:: Task directions ::
Extract each line of the records below that contains the word "během".

:: Dataset items ::
===============
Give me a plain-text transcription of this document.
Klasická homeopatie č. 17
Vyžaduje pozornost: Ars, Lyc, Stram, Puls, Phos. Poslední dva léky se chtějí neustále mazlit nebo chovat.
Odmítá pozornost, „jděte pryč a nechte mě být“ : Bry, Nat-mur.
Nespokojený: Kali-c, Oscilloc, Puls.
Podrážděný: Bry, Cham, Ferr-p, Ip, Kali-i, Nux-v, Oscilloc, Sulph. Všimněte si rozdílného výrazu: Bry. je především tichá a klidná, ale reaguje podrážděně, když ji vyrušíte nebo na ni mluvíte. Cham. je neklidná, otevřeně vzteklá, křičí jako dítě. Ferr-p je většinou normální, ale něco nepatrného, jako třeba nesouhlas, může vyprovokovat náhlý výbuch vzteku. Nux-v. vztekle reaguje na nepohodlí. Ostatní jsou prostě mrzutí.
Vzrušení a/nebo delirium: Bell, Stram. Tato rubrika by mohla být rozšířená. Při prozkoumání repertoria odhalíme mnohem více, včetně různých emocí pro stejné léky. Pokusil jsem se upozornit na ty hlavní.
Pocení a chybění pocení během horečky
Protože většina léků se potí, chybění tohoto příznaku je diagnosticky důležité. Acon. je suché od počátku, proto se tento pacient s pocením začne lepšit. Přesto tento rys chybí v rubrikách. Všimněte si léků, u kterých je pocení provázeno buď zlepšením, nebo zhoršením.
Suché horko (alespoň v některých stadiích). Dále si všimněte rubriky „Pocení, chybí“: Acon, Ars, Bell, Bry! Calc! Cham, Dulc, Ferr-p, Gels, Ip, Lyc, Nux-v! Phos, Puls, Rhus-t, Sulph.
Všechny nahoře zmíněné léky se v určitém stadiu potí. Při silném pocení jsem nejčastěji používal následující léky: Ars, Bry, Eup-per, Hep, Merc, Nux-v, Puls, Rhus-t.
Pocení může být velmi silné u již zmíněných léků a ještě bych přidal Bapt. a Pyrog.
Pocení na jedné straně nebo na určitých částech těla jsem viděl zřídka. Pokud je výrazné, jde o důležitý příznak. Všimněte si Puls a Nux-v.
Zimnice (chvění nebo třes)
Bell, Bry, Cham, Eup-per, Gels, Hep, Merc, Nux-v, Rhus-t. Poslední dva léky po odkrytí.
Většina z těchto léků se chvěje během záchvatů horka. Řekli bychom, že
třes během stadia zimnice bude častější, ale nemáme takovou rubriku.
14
===============
:: Full answer ::
Pocení a chybění pocení během horečky
Většina z těchto léků se chvěje během záchvatů horka. Řekli bychom, že
třes během stadia zimnice bude častější, ale nemáme takovou rubriku.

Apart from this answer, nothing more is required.